§ INSTRUCTIONS TO FOLLOW
Look through the listing for the word "JSON". Copy each line that has it.

— START —

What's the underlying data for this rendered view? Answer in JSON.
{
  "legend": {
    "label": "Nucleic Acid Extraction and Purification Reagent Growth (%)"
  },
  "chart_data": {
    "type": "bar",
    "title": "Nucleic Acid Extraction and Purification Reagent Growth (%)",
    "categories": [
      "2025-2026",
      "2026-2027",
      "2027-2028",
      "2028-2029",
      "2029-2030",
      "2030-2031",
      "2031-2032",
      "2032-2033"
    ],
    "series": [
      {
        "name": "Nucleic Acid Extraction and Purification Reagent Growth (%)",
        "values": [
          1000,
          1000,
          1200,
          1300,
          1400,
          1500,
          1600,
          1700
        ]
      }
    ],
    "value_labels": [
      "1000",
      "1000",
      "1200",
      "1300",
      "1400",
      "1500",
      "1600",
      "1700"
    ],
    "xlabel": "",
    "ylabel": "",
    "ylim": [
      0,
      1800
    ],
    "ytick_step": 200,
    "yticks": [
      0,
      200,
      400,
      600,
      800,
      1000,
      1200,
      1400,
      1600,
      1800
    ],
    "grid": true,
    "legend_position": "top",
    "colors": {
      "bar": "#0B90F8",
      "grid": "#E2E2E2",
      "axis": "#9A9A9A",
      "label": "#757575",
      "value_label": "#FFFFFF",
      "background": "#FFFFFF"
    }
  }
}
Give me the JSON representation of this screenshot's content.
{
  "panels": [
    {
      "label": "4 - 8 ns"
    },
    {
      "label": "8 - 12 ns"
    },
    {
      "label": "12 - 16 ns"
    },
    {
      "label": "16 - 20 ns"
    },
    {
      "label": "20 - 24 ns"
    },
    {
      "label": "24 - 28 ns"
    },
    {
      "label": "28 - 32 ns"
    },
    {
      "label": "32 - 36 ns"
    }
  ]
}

— END —
— START —

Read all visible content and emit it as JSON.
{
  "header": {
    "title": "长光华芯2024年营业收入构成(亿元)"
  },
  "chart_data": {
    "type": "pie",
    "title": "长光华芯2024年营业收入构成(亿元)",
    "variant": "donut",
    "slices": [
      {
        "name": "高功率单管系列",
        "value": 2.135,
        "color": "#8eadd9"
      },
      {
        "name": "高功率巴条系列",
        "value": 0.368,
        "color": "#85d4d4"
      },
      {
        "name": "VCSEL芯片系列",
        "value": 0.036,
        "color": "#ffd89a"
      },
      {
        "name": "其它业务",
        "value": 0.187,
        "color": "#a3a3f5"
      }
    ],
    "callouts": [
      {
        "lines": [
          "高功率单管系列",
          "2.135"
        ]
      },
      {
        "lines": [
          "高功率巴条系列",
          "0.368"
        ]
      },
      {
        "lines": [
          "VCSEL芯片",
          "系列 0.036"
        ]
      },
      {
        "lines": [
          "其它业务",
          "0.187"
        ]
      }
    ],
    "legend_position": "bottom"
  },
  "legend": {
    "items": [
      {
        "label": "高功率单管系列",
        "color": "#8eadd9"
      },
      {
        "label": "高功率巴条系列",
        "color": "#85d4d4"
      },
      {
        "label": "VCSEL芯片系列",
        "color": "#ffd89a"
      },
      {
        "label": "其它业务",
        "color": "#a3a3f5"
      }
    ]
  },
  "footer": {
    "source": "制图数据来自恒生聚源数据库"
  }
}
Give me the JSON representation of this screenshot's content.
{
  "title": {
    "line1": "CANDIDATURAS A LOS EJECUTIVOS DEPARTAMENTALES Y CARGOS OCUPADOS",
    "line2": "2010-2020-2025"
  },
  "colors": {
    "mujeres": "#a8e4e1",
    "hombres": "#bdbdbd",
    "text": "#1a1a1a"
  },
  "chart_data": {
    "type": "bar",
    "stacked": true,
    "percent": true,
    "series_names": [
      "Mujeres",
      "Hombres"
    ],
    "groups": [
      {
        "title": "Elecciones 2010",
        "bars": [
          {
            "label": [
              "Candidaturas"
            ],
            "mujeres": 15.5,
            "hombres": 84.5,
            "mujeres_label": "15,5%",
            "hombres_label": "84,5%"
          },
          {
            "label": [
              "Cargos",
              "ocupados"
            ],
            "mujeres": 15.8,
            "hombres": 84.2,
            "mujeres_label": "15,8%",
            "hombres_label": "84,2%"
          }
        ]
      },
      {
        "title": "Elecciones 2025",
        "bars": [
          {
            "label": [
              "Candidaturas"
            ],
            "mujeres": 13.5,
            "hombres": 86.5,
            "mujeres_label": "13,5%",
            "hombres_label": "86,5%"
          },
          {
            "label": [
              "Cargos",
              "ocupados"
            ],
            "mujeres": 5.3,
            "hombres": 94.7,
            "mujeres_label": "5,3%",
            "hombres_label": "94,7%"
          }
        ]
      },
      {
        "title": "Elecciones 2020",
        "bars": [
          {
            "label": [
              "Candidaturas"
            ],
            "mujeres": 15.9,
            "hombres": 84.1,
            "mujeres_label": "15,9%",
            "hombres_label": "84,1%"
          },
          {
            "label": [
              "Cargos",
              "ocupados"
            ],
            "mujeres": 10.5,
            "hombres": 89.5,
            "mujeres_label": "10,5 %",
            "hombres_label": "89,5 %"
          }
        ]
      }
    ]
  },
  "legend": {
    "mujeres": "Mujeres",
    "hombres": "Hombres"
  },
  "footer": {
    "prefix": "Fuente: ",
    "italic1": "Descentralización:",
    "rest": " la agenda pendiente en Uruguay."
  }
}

— END —
— START —

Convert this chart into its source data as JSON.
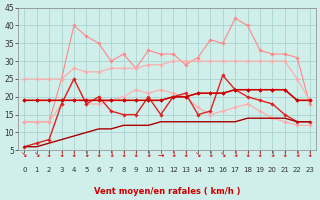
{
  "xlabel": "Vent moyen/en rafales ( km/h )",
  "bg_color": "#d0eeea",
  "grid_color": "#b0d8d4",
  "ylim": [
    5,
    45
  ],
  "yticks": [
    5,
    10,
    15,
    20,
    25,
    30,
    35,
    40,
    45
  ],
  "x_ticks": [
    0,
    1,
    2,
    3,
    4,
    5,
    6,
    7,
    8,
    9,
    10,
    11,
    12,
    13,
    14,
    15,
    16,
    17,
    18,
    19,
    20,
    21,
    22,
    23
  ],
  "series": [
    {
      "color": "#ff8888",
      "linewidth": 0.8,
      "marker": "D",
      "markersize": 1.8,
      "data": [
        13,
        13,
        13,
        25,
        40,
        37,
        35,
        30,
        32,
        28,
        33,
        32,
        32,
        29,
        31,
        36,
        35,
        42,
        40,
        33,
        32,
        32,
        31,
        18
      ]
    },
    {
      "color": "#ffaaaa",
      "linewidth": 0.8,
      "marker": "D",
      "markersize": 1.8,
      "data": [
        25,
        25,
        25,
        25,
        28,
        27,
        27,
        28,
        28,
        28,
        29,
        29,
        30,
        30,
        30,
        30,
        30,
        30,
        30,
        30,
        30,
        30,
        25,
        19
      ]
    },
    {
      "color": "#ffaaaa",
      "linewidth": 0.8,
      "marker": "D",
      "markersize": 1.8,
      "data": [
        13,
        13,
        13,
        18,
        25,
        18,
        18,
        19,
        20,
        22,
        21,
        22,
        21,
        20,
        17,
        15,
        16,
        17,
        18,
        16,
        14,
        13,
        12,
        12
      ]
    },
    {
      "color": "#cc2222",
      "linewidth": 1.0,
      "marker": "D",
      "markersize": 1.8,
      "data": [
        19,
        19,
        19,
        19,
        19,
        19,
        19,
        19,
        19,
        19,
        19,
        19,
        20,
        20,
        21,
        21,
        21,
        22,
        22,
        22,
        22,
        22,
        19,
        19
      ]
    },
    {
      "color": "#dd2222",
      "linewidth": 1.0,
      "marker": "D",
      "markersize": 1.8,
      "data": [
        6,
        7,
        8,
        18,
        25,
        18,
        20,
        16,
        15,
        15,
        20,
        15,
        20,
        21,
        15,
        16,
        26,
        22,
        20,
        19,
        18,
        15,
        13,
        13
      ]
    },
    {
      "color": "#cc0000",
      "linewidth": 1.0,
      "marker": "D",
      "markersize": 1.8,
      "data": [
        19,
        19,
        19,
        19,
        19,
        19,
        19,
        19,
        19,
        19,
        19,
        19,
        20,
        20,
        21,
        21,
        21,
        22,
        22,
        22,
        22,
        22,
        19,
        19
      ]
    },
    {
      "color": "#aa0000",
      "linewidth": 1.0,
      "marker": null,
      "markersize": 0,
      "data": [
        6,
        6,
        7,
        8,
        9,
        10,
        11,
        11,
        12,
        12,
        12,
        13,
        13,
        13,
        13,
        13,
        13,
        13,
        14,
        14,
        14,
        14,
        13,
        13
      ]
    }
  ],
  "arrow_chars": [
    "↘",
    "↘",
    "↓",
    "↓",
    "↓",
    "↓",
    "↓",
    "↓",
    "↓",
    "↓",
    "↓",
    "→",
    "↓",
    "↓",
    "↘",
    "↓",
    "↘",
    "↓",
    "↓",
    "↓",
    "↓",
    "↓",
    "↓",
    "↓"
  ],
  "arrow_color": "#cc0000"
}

— END —

§ SOLUTION TO THIS TASK
What's the underlying data for this rendered view? Answer in JSON.
Give me the JSON representation of this screenshot's content.
Read all visible content and emit it as JSON.
Give me the JSON representation of this screenshot's content.
Convert this chart into its source data as JSON.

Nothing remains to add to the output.